What is asked —
Which lines include the word "source"? Copy each of them.

Records for processing —
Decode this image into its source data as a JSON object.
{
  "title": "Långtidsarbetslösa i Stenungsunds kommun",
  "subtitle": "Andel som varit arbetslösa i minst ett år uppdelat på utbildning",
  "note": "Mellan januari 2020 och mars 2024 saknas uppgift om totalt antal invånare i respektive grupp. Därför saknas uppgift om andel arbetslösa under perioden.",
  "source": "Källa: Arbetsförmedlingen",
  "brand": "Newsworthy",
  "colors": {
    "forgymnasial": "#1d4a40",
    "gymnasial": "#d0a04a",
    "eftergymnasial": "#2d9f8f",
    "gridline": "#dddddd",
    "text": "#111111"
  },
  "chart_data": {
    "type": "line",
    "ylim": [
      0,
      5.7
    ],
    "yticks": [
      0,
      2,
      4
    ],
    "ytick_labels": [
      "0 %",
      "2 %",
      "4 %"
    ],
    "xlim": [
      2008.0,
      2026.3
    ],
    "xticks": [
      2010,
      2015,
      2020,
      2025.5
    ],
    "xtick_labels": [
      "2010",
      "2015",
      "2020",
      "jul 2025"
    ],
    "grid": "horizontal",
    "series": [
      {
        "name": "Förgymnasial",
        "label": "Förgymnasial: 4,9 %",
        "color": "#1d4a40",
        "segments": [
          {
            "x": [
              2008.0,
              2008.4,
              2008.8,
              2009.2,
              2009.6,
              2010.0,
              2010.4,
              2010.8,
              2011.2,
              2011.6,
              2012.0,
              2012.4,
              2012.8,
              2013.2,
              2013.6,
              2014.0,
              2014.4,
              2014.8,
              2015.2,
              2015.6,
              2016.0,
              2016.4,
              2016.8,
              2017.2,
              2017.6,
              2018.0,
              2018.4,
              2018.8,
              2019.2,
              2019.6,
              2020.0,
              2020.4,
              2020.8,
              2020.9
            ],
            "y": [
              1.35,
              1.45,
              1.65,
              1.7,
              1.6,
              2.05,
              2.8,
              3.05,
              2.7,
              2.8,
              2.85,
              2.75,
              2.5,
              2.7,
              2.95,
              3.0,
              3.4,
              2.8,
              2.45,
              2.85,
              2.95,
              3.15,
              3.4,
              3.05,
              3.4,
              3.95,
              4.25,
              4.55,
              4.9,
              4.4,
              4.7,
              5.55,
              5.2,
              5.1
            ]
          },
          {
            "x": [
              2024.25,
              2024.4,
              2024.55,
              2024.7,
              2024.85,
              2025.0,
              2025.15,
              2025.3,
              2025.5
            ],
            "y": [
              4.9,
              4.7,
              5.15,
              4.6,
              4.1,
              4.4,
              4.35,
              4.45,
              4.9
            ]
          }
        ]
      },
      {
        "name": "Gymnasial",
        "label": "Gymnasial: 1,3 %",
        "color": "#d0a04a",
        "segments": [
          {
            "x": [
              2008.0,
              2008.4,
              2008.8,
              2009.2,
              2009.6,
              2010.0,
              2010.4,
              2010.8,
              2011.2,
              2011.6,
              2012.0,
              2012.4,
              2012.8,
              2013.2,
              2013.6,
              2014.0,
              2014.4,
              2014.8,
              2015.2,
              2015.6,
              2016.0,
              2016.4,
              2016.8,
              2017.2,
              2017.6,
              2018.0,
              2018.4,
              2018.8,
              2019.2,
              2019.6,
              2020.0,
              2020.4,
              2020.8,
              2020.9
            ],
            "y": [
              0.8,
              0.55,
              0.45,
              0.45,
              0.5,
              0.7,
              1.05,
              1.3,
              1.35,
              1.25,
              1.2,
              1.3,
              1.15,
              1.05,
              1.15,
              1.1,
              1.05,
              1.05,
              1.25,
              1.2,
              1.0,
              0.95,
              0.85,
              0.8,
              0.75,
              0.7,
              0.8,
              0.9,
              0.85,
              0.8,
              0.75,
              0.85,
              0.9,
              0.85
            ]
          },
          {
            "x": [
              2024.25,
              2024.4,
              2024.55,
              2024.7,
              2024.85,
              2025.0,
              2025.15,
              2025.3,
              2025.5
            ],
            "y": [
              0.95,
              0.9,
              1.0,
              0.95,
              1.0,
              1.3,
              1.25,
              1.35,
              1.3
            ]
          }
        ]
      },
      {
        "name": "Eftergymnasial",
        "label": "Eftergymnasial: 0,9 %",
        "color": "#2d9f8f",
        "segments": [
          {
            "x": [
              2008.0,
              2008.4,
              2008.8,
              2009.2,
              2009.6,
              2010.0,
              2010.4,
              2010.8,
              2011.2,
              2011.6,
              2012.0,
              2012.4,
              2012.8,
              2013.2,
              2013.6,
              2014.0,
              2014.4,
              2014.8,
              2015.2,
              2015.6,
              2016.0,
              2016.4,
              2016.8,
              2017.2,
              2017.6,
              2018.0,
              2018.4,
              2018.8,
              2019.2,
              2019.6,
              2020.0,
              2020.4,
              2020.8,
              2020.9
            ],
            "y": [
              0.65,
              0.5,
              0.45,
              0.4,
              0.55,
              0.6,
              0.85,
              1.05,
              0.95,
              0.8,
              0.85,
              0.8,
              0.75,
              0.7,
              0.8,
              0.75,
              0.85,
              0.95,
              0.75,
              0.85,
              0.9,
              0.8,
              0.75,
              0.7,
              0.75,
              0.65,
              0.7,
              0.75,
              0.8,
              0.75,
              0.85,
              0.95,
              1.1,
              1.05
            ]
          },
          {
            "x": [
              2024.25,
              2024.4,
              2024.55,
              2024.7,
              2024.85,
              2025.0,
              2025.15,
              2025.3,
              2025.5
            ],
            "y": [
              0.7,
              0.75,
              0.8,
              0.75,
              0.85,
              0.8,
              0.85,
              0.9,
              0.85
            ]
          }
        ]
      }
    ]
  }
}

Output below —
Decode this image into its source data as a JSON object.
  "source": "Källa: Arbetsförmedlingen",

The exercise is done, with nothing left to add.